==== LISTED ENTRIES

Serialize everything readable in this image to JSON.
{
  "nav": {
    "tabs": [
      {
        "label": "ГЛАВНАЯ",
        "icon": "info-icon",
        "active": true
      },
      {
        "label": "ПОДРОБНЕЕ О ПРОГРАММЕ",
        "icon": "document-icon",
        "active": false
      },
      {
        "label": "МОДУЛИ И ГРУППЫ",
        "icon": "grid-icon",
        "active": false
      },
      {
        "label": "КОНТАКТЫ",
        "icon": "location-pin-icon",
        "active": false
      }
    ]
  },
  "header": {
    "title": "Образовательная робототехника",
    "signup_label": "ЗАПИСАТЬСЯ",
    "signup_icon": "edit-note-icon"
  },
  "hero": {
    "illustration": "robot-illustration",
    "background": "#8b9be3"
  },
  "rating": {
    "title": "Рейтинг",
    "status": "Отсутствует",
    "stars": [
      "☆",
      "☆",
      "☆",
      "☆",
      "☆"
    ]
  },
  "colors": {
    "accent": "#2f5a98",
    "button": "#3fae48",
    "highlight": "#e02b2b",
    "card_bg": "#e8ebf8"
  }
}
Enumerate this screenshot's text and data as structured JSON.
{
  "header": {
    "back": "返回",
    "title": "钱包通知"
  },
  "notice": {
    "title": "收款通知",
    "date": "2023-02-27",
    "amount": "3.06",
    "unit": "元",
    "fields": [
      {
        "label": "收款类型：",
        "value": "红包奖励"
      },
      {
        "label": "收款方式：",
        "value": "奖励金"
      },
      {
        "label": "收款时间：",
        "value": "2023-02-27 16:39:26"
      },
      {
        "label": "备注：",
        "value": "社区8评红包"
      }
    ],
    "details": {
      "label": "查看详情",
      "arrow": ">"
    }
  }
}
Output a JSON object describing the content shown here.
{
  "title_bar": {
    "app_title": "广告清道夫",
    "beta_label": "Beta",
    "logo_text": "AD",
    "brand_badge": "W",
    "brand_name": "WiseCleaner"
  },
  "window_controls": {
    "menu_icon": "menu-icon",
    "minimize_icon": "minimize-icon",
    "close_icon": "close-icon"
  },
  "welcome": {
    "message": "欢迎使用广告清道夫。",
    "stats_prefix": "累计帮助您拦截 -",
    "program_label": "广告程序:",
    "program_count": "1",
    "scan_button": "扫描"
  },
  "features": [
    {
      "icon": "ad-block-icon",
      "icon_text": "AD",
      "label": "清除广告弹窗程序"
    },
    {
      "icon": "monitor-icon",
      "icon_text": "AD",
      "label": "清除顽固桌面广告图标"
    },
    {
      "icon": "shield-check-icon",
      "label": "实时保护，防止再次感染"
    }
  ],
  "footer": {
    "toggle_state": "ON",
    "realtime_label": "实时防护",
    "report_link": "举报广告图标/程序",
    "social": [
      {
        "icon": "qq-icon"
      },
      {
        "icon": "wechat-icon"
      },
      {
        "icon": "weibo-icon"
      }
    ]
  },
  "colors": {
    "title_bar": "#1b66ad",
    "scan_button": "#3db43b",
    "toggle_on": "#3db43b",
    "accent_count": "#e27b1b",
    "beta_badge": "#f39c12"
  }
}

========

STATED GOAL:
Wherever the word "JSON" occurs in a line of the listing, copy that line.

OUTPUT:
Serialize everything readable in this image to JSON.
Enumerate this screenshot's text and data as structured JSON.
Output a JSON object describing the content shown here.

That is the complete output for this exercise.